- What you are asked to do -
Reproduce these rows with "screenshot" replaced by "image", keeping everything else the same and omitting the pictures.

- Listing -
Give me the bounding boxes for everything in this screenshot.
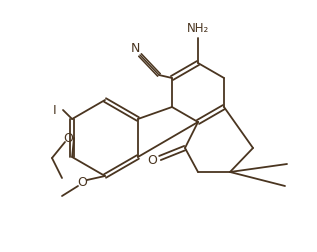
- Text: I: I: [53, 104, 57, 116]
- Text: O: O: [147, 154, 157, 168]
- Text: O: O: [77, 176, 87, 190]
- Text: NH₂: NH₂: [187, 22, 209, 36]
- Text: O: O: [63, 132, 73, 144]
- Text: N: N: [130, 42, 140, 54]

- Result -
Give me the bounding boxes for everything in this image.
- Text: I: I: [53, 104, 57, 116]
- Text: O: O: [147, 154, 157, 168]
- Text: O: O: [77, 176, 87, 190]
- Text: NH₂: NH₂: [187, 22, 209, 36]
- Text: O: O: [63, 132, 73, 144]
- Text: N: N: [130, 42, 140, 54]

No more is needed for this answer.